(Supplied information)
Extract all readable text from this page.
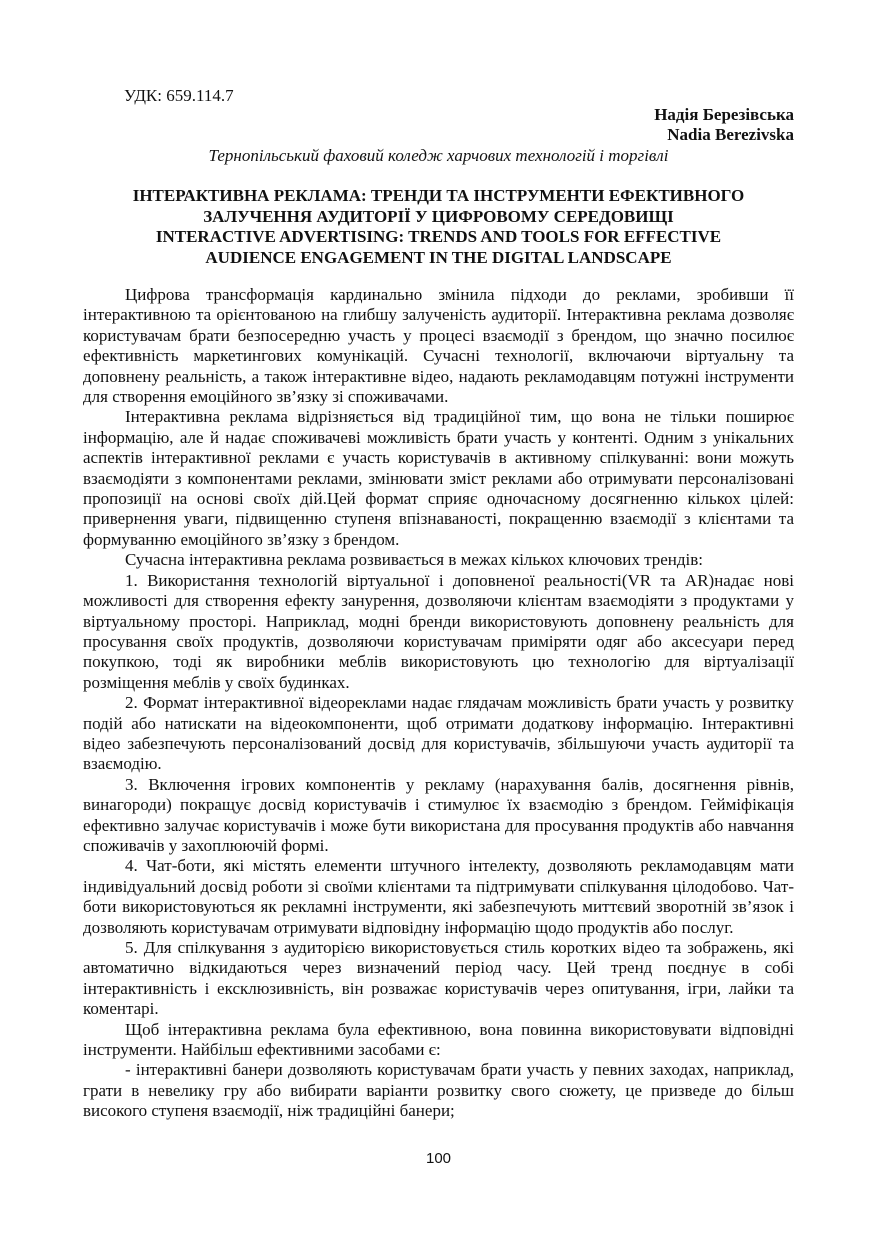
УДК: 659.114.7
Надія Березівська
Nadia Berezivska
Тернопільський фаховий коледж харчових технологій і торгівлі
ІНТЕРАКТИВНА РЕКЛАМА: ТРЕНДИ ТА ІНСТРУМЕНТИ ЕФЕКТИВНОГО
ЗАЛУЧЕННЯ АУДИТОРІЇ У ЦИФРОВОМУ СЕРЕДОВИЩІ
INTERACTIVE ADVERTISING: TRENDS AND TOOLS FOR EFFECTIVE
AUDIENCE ENGAGEMENT IN THE DIGITAL LANDSCAPE

Цифрова трансформація кардинально змінила підходи до реклами, зробивши її інтерактивною та орієнтованою на глибшу залученість аудиторії. Інтерактивна реклама дозволяє користувачам брати безпосередню участь у процесі взаємодії з брендом, що значно посилює ефективність маркетингових комунікацій. Сучасні технології, включаючи віртуальну та доповнену реальність, а також інтерактивне відео, надають рекламодавцям потужні інструменти для створення емоційного зв’язку зі споживачами.

Інтерактивна реклама відрізняється від традиційної тим, що вона не тільки поширює інформацію, але й надає споживачеві можливість брати участь у контенті. Одним з унікальних аспектів інтерактивної реклами є участь користувачів в активному спілкуванні: вони можуть взаємодіяти з компонентами реклами, змінювати зміст реклами або отримувати персоналізовані пропозиції на основі своїх дій.Цей формат сприяє одночасному досягненню кількох цілей: привернення уваги, підвищенню ступеня впізнаваності, покращенню взаємодії з клієнтами та формуванню емоційного зв’язку з брендом.

Сучасна інтерактивна реклама розвивається в межах кількох ключових трендів:

1. Використання технологій віртуальної і доповненої реальності(VR та AR)надає нові можливості для створення ефекту занурення, дозволяючи клієнтам взаємодіяти з продуктами у віртуальному просторі. Наприклад, модні бренди використовують доповнену реальність для просування своїх продуктів, дозволяючи користувачам приміряти одяг або аксесуари перед покупкою, тоді як виробники меблів використовують цю технологію для віртуалізації розміщення меблів у своїх будинках.

2. Формат інтерактивної відеореклами надає глядачам можливість брати участь у розвитку подій або натискати на відеокомпоненти, щоб отримати додаткову інформацію. Інтерактивні відео забезпечують персоналізований досвід для користувачів, збільшуючи участь аудиторії та взаємодію.

3. Включення ігрових компонентів у рекламу (нарахування балів, досягнення рівнів, винагороди) покращує досвід користувачів і стимулює їх взаємодію з брендом. Гейміфікація ефективно залучає користувачів і може бути використана для просування продуктів або навчання споживачів у захоплюючій формі.

4. Чат-боти, які містять елементи штучного інтелекту, дозволяють рекламодавцям мати індивідуальний досвід роботи зі своїми клієнтами та підтримувати спілкування цілодобово. Чат-боти використовуються як рекламні інструменти, які забезпечують миттєвий зворотній зв’язок і дозволяють користувачам отримувати відповідну інформацію щодо продуктів або послуг.

5. Для спілкування з аудиторією використовується стиль коротких відео та зображень, які автоматично відкидаються через визначений період часу. Цей тренд поєднує в собі інтерактивність і ексклюзивність, він розважає користувачів через опитування, ігри, лайки та коментарі.

Щоб інтерактивна реклама була ефективною, вона повинна використовувати відповідні інструменти. Найбільш ефективними засобами є:

- інтерактивні банери дозволяють користувачам брати участь у певних заходах, наприклад, грати в невелику гру або вибирати варіанти розвитку свого сюжету, це призведе до більш високого ступеня взаємодії, ніж традиційні банери;

100
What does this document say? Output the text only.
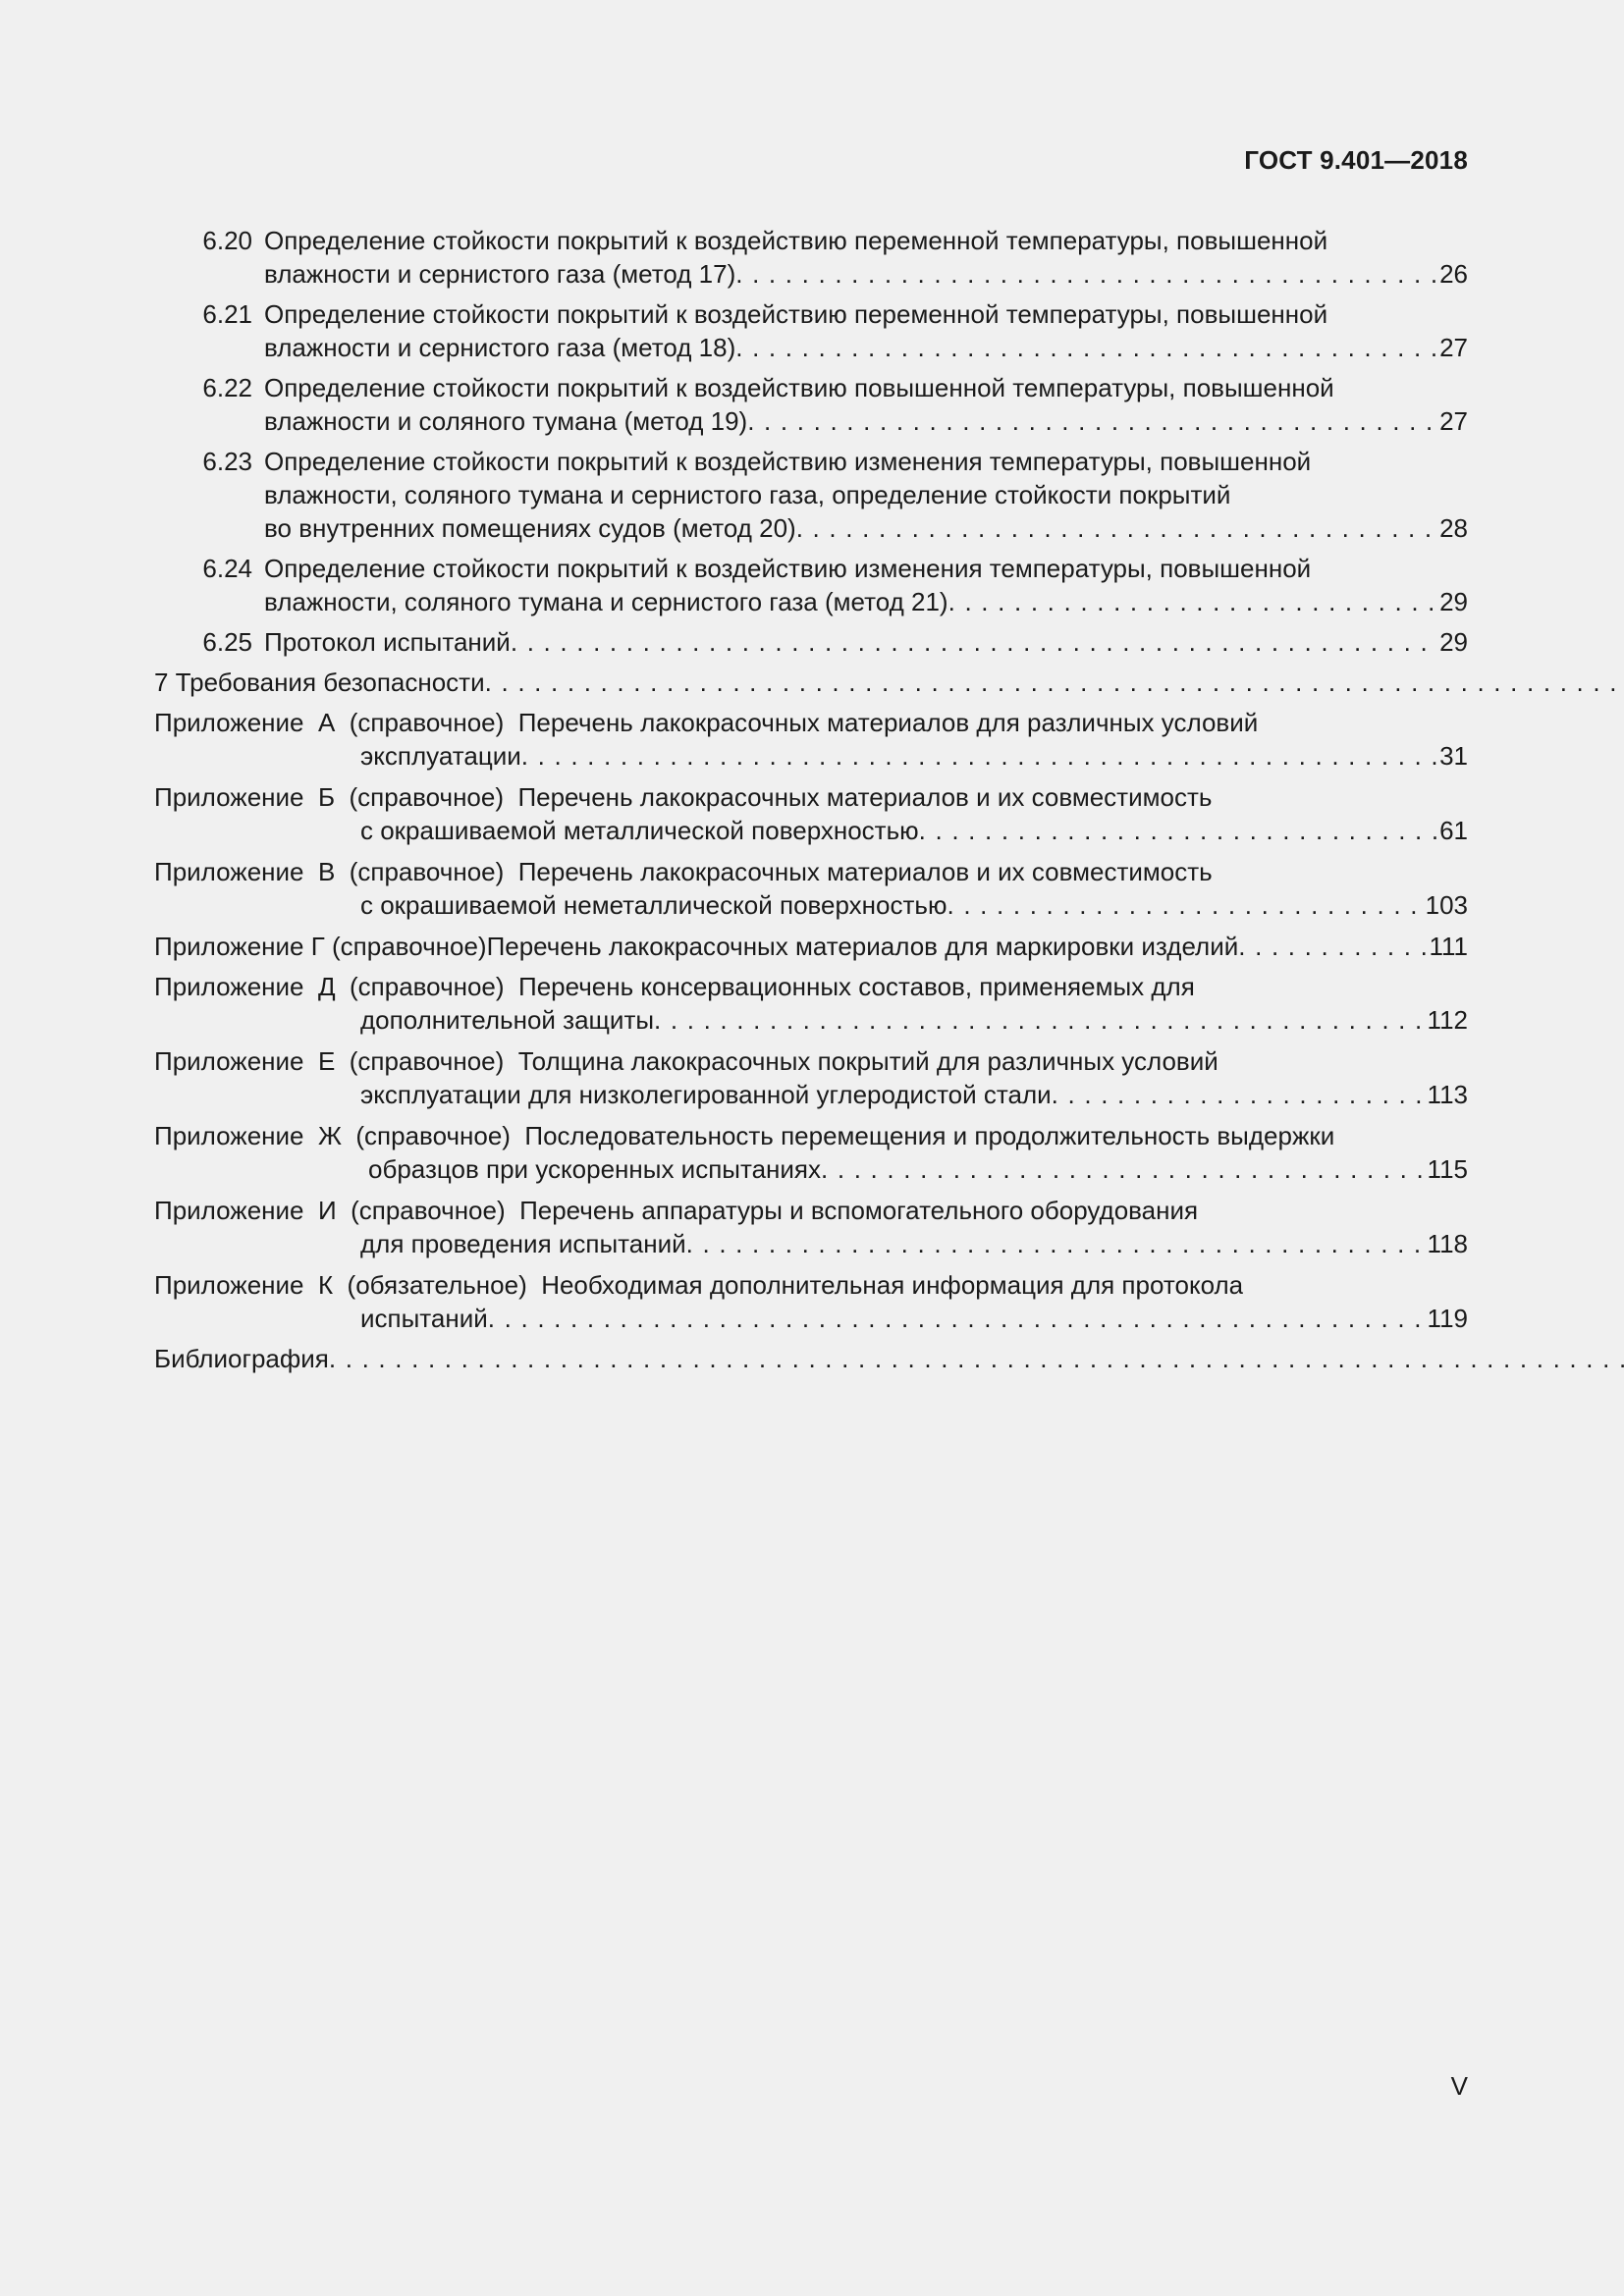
ГОСТ 9.401—2018
6.20 Определение стойкости покрытий к воздействию переменной температуры, повышенной
влажности и сернистого газа (метод 17) . . .	26
6.21 Определение стойкости покрытий к воздействию переменной температуры, повышенной
влажности и сернистого газа (метод 18) . . .	27
6.22 Определение стойкости покрытий к воздействию повышенной температуры, повышенной
влажности и соляного тумана (метод 19) . . .	27
6.23 Определение стойкости покрытий к воздействию изменения температуры, повышенной
влажности, соляного тумана и сернистого газа, определение стойкости покрытий
во внутренних помещениях судов (метод 20) . . .	28
6.24 Определение стойкости покрытий к воздействию изменения температуры, повышенной
влажности, соляного тумана и сернистого газа (метод 21) . . .	29
6.25 Протокол испытаний . . .	29
7 Требования безопасности
. . .
Приложение  А  (справочное) Перечень лакокрасочных материалов для различных условий
эксплуатации . . .	31
Приложение  Б  (справочное) Перечень лакокрасочных материалов и их совместимость
с окрашиваемой металлической поверхностью . . .	61
Приложение  В  (справочное) Перечень лакокрасочных материалов и их совместимость
с окрашиваемой неметаллической поверхностью . . .	103
Приложение Г (справочное) Перечень лакокрасочных материалов для маркировки изделий . . .	111
Приложение  Д  (справочное) Перечень консервационных составов, применяемых для
дополнительной защиты . . .	112
Приложение  Е  (справочное) Толщина лакокрасочных покрытий для различных условий
эксплуатации для низколегированной углеродистой стали . . .	113
Приложение  Ж  (справочное) Последовательность перемещения и продолжительность выдержки
образцов при ускоренных испытаниях . . .	115
Приложение  И  (справочное) Перечень аппаратуры и вспомогательного оборудования
для проведения испытаний . . .	118
Приложение  К  (обязательное) Необходимая дополнительная информация для протокола
испытаний . . .	119
Библиография
. . .
V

(What needs to be done) Scan the entries above for the word "реальність" and collect each line holding it.

(Result of this task)
Цифрова трансформація кардинально змінила підходи до реклами, зробивши її інтерактивною та орієнтованою на глибшу залученість аудиторії. Інтерактивна реклама дозволяє користувачам брати безпосередню участь у процесі взаємодії з брендом, що значно посилює ефективність маркетингових комунікацій. Сучасні технології, включаючи віртуальну та доповнену реальність, а також інтерактивне відео, надають рекламодавцям потужні інструменти для створення емоційного зв’язку зі споживачами.
1. Використання технологій віртуальної і доповненої реальності(VR та AR)надає нові можливості для створення ефекту занурення, дозволяючи клієнтам взаємодіяти з продуктами у віртуальному просторі. Наприклад, модні бренди використовують доповнену реальність для просування своїх продуктів, дозволяючи користувачам приміряти одяг або аксесуари перед покупкою, тоді як виробники меблів використовують цю технологію для віртуалізації розміщення меблів у своїх будинках.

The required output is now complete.